>> BEGIN

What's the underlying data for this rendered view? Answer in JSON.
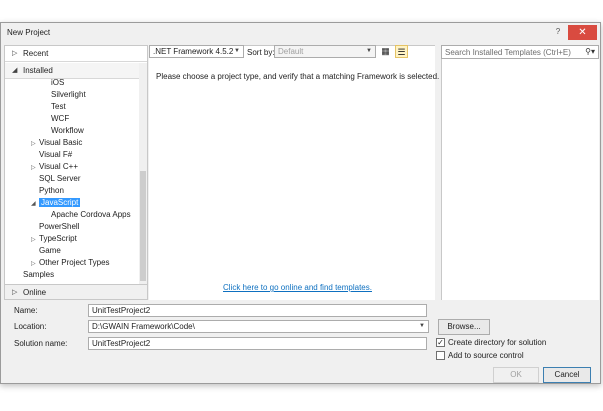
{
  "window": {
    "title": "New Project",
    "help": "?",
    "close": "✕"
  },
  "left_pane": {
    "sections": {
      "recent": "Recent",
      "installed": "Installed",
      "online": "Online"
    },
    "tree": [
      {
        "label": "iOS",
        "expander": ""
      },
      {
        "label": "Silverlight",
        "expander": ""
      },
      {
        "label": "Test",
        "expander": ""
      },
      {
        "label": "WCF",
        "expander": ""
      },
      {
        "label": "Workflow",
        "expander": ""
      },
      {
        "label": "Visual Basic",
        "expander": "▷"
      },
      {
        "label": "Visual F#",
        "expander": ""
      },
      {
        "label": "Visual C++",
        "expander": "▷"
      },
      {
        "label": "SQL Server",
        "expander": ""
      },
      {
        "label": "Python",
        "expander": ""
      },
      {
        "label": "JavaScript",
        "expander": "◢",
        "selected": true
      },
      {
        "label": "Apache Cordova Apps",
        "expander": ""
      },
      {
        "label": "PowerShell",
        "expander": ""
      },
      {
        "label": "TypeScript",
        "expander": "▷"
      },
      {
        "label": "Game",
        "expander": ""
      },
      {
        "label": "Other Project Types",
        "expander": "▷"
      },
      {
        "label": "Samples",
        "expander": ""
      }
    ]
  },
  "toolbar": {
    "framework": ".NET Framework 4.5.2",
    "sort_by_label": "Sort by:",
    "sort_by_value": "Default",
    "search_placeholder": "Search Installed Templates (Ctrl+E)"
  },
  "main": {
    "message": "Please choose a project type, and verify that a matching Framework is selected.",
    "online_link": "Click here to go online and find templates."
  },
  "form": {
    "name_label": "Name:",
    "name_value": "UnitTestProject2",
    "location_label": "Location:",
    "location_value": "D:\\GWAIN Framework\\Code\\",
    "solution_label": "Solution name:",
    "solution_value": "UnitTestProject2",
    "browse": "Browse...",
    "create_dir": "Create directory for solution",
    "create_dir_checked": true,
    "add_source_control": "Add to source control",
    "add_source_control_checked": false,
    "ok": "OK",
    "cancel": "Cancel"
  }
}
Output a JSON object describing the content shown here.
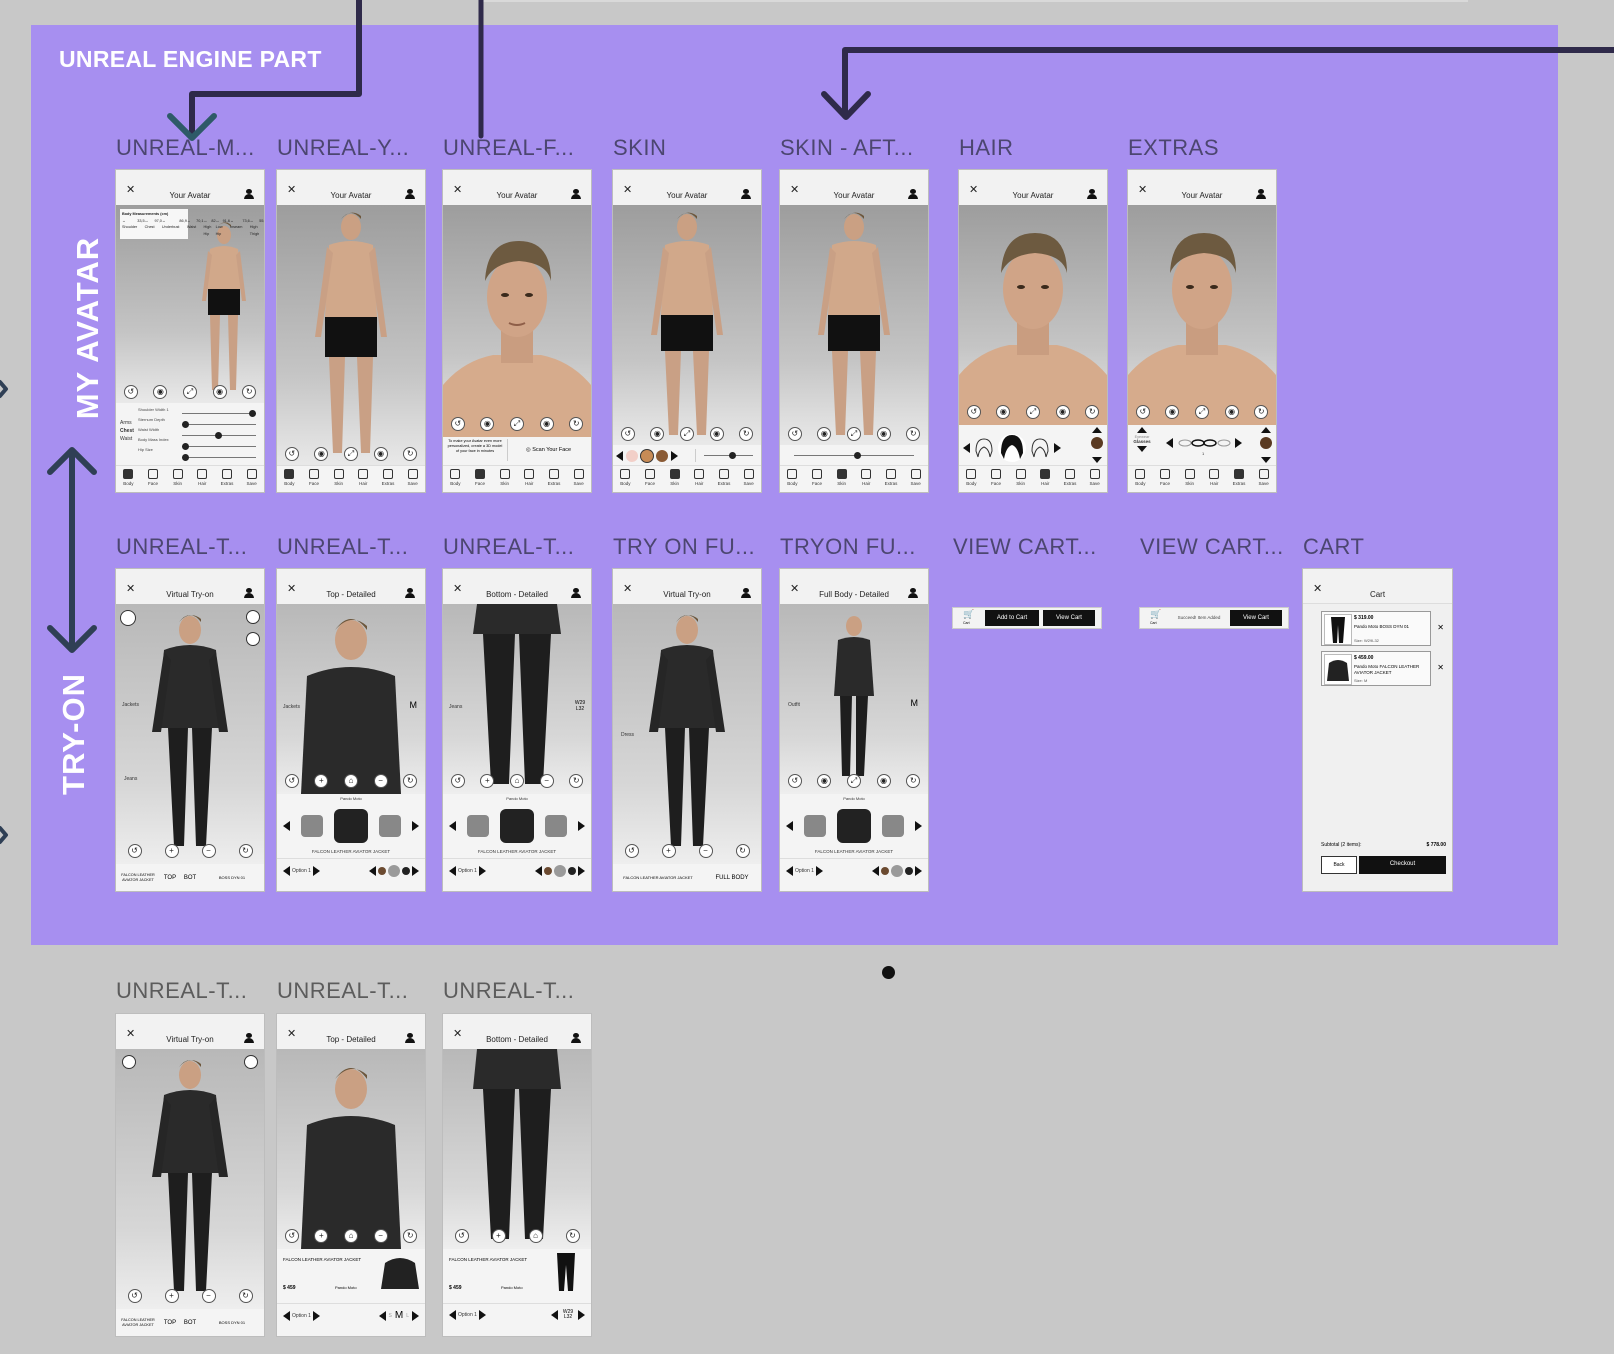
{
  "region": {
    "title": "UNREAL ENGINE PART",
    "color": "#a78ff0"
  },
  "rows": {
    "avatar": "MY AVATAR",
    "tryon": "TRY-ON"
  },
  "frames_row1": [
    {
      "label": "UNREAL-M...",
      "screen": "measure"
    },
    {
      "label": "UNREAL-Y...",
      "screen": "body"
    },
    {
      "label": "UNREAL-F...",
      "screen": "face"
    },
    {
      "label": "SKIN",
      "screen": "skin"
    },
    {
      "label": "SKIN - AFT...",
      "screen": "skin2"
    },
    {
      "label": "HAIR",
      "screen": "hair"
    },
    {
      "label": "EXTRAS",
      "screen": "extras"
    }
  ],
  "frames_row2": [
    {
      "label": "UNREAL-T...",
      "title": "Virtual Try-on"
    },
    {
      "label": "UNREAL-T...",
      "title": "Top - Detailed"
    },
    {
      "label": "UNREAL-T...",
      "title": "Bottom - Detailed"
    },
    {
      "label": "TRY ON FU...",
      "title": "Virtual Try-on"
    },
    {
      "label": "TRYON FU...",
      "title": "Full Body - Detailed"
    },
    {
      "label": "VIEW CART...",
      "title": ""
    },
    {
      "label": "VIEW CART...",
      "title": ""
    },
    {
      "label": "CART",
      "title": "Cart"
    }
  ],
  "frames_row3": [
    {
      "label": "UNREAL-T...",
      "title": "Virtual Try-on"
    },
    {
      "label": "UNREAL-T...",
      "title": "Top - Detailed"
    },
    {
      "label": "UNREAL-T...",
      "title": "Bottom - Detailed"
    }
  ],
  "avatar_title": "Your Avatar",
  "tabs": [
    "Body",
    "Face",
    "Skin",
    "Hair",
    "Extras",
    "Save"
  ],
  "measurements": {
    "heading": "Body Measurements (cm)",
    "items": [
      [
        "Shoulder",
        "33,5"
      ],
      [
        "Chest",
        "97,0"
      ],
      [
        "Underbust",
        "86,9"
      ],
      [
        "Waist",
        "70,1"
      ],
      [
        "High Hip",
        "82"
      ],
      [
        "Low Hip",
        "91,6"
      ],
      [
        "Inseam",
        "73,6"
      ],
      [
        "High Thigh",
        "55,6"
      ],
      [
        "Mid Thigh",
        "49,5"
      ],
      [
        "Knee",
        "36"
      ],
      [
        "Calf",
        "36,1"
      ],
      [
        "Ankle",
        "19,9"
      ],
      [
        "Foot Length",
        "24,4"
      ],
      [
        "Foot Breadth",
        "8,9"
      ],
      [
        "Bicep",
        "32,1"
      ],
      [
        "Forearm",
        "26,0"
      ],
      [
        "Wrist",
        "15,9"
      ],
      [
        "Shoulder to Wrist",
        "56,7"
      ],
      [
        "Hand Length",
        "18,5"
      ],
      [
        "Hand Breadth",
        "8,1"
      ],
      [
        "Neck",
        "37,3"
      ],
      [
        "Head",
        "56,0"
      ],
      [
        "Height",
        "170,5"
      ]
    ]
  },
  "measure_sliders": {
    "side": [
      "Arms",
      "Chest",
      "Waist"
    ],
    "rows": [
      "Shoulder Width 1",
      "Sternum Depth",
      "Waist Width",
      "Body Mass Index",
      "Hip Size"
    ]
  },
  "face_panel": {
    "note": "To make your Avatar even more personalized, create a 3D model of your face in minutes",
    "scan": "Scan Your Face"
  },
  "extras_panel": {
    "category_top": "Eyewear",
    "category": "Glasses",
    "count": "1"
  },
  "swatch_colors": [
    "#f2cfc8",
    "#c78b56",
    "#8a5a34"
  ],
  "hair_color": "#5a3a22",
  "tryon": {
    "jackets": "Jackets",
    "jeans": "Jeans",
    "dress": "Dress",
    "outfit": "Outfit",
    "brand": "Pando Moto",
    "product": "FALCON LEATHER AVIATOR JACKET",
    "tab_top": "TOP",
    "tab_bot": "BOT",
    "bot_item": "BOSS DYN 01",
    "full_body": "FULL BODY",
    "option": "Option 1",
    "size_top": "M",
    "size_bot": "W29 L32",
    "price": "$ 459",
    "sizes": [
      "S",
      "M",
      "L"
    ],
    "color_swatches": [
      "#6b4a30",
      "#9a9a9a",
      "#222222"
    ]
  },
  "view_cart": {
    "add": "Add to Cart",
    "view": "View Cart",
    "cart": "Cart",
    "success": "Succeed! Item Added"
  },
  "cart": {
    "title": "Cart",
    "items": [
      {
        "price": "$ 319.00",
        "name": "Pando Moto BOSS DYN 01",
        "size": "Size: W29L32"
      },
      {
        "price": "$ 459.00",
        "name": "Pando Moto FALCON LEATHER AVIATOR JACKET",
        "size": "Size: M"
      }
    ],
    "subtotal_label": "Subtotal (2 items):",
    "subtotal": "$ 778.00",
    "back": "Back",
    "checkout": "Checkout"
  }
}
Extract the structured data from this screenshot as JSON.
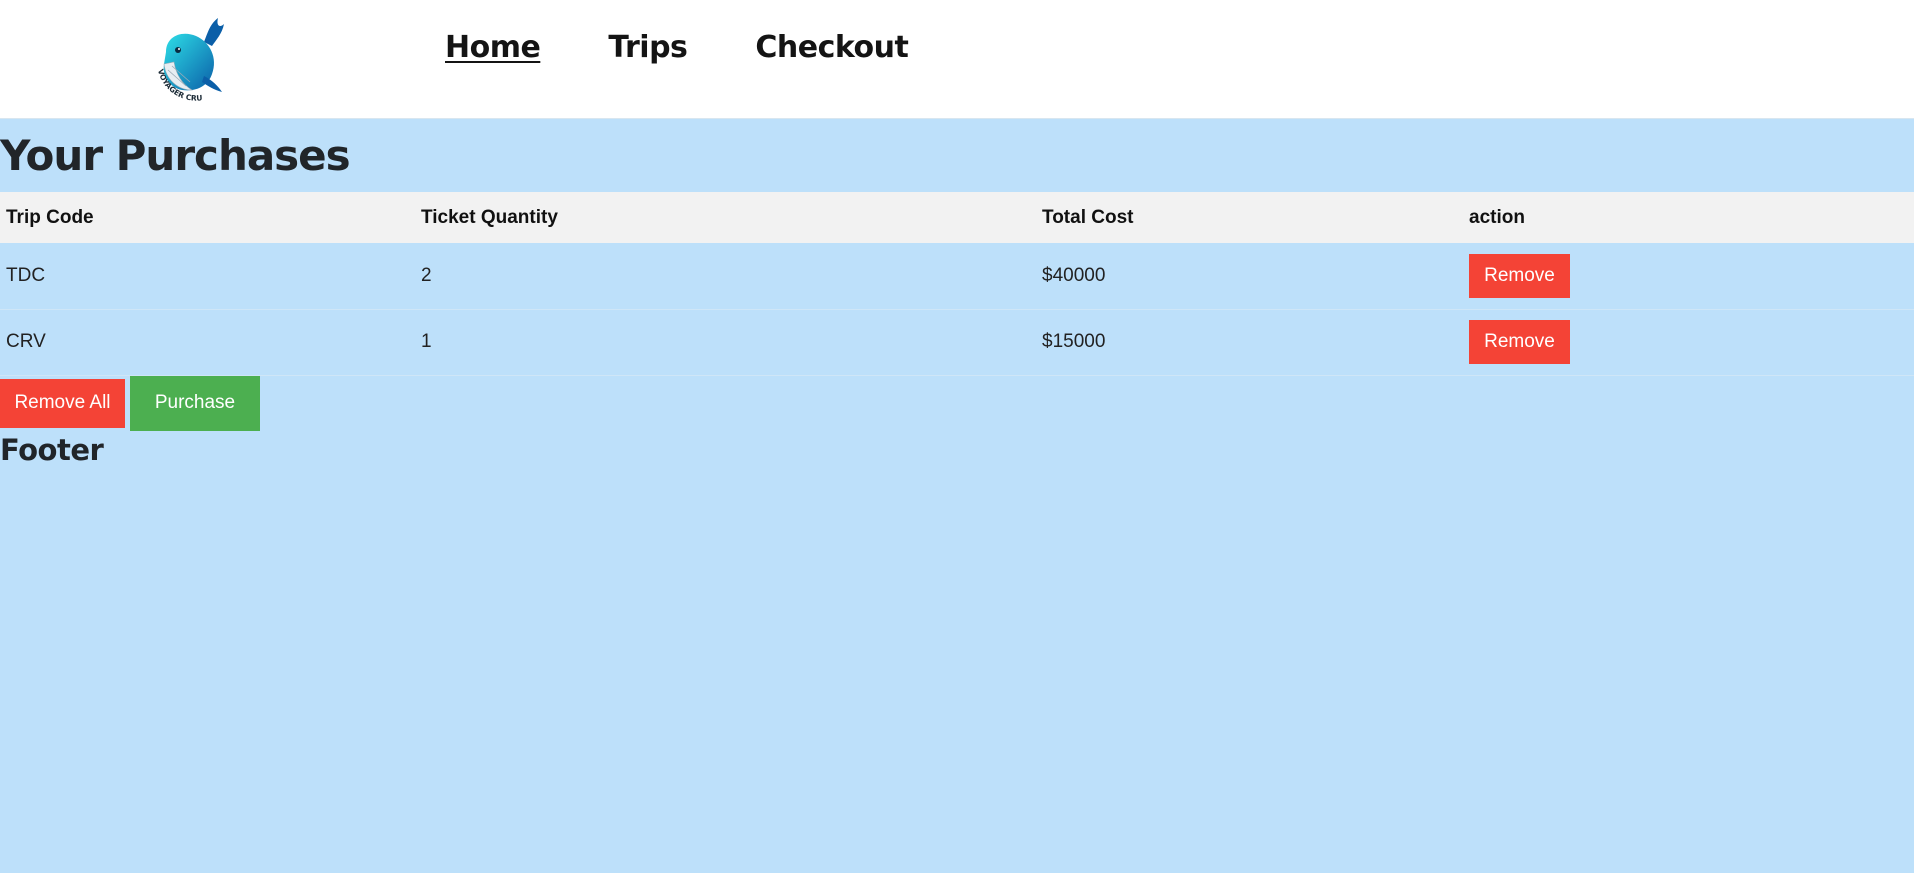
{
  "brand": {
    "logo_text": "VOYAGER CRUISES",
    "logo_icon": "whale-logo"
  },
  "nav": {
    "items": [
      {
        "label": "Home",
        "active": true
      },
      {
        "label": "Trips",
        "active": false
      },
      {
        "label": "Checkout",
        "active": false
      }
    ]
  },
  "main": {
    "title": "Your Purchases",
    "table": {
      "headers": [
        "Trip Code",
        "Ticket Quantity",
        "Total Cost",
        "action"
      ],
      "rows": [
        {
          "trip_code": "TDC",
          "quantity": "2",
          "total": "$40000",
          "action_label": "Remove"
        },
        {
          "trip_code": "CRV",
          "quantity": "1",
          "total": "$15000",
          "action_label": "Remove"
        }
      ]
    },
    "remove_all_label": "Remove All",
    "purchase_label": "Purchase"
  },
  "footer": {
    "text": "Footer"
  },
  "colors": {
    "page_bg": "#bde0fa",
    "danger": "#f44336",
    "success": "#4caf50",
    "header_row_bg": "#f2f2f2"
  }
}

>> END

Copy each line holding the word "Moto" from the listing above.

Complete output
    "brand": "Pando Moto",
        "name": "Pando Moto BOSS DYN 01",
        "name": "Pando Moto FALCON LEATHER AVIATOR JACKET",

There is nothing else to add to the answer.